Collect from the data below each line with "caption".

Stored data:
☆ ☆ ☆ ☆ ☆ ☆ ☆

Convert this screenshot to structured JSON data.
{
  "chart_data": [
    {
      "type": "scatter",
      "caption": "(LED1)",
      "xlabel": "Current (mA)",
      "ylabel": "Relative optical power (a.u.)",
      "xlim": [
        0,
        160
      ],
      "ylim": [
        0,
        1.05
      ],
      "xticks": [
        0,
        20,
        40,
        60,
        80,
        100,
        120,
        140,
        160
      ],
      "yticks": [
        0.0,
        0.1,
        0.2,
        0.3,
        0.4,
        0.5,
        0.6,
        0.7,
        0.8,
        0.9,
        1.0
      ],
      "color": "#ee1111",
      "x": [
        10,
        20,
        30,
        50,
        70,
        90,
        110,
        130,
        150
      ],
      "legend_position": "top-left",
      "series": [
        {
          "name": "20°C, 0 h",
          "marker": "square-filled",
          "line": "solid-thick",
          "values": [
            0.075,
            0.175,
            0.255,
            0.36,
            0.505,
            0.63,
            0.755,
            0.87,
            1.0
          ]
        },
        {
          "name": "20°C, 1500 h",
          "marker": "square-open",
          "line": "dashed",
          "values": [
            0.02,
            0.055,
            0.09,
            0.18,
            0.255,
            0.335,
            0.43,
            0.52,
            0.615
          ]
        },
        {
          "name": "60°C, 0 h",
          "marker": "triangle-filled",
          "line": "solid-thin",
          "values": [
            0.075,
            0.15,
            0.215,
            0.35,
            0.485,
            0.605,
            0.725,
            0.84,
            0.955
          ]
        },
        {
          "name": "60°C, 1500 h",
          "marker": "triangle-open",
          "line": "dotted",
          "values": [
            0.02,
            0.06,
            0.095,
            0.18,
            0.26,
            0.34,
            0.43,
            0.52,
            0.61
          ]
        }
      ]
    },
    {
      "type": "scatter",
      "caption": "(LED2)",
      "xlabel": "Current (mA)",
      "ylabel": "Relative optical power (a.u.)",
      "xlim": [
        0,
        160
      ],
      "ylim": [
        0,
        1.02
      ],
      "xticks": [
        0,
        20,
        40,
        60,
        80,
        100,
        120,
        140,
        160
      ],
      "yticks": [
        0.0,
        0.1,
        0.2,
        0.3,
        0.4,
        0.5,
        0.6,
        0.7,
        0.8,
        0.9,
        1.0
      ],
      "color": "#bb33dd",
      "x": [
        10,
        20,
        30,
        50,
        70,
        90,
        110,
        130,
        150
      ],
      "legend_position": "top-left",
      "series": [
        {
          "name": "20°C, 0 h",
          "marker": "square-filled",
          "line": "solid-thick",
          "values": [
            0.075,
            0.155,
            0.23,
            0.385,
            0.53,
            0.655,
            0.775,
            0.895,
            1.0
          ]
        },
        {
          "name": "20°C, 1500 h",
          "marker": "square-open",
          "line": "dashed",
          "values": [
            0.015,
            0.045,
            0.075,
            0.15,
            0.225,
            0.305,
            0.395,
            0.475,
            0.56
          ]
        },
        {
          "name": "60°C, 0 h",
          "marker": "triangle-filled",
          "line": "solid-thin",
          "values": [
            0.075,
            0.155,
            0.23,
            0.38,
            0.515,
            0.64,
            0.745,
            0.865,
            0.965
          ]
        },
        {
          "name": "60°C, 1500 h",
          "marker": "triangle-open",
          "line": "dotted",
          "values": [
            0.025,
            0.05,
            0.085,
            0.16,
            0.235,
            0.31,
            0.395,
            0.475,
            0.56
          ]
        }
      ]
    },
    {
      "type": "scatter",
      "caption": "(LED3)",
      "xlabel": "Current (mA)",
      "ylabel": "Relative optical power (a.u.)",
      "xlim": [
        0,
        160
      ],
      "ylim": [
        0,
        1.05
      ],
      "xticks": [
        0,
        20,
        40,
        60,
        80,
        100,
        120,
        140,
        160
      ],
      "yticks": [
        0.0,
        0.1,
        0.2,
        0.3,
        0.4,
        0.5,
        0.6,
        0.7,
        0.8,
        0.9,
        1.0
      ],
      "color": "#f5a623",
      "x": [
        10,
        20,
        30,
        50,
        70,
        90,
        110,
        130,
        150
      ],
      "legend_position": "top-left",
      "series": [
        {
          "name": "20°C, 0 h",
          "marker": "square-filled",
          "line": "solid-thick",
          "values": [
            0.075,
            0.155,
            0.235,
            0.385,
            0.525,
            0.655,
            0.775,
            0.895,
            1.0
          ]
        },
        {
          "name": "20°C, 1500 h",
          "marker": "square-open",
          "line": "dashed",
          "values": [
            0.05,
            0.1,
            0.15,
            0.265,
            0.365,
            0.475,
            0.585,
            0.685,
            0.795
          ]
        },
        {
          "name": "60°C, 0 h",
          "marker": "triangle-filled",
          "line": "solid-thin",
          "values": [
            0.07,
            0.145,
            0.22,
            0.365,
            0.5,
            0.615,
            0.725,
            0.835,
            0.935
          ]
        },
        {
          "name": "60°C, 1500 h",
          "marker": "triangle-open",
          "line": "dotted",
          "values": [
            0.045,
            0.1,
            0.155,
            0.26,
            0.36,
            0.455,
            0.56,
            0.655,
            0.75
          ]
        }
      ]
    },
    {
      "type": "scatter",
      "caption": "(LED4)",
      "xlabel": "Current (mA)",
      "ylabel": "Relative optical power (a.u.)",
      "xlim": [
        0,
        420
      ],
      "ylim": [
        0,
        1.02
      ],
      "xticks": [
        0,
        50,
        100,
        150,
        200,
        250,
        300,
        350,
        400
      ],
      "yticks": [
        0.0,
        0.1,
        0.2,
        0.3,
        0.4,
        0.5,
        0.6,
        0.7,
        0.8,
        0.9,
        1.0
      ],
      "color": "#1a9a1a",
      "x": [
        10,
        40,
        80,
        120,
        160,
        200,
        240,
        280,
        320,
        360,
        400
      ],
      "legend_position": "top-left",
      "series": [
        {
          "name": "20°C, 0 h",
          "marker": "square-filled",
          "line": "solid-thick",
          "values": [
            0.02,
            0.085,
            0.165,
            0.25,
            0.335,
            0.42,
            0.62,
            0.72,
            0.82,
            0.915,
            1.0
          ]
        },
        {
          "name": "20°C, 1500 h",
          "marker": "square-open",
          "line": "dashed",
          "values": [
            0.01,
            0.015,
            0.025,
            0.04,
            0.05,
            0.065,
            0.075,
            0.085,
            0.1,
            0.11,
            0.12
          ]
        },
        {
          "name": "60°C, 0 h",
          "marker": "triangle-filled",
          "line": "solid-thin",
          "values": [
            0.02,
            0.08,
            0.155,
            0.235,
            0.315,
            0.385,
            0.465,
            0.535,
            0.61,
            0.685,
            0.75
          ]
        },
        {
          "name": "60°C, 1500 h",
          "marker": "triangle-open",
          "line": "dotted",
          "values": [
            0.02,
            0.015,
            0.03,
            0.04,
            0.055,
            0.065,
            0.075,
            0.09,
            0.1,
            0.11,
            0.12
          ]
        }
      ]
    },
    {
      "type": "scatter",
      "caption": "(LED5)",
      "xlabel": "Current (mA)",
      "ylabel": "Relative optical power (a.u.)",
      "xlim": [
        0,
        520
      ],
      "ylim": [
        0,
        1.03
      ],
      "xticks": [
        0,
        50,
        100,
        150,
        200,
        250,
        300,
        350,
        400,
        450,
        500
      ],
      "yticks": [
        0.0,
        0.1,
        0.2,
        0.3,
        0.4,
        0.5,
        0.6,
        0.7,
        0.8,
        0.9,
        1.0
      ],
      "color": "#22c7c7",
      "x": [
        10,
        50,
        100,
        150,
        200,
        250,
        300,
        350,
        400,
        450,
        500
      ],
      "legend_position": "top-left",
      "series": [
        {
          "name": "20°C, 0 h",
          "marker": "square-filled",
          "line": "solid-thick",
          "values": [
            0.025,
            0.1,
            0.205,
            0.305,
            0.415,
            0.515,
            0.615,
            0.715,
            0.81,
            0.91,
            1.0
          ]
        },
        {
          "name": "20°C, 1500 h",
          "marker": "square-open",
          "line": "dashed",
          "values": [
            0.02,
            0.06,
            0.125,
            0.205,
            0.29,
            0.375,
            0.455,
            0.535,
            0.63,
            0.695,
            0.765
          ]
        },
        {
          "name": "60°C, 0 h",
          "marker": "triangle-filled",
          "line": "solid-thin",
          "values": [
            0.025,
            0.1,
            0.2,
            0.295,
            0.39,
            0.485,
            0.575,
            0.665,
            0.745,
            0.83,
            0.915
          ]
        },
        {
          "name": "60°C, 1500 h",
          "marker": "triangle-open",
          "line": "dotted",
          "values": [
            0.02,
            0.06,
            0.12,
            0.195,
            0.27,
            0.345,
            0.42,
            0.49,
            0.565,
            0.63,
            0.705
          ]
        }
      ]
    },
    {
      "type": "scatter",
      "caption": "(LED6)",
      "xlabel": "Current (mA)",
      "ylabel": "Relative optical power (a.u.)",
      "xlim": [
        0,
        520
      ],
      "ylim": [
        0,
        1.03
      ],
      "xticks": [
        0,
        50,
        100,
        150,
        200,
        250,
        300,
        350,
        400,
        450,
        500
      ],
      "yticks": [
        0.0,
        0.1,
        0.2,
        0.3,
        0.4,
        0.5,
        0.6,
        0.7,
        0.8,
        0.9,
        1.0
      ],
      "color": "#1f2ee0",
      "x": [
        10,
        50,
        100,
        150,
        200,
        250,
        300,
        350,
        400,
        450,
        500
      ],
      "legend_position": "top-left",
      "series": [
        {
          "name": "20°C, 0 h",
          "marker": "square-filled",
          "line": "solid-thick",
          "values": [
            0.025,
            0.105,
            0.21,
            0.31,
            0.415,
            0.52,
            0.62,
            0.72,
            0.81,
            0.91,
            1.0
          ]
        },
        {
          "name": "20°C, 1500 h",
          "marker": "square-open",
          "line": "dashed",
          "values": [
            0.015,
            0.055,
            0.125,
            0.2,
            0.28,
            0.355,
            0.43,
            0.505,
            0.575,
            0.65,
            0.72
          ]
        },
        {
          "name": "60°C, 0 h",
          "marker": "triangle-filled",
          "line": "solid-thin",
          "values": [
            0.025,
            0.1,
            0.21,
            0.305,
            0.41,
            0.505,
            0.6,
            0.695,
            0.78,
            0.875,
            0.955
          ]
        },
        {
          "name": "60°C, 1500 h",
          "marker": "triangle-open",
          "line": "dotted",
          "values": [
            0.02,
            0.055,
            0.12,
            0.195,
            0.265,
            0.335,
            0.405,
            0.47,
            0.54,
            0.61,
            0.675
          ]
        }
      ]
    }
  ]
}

☆ ☆ ☆ ☆ ☆ ☆ ☆

TASK RESULT »
      "caption": "(LED1)",
      "caption": "(LED2)",
      "caption": "(LED3)",
      "caption": "(LED4)",
      "caption": "(LED5)",
      "caption": "(LED6)",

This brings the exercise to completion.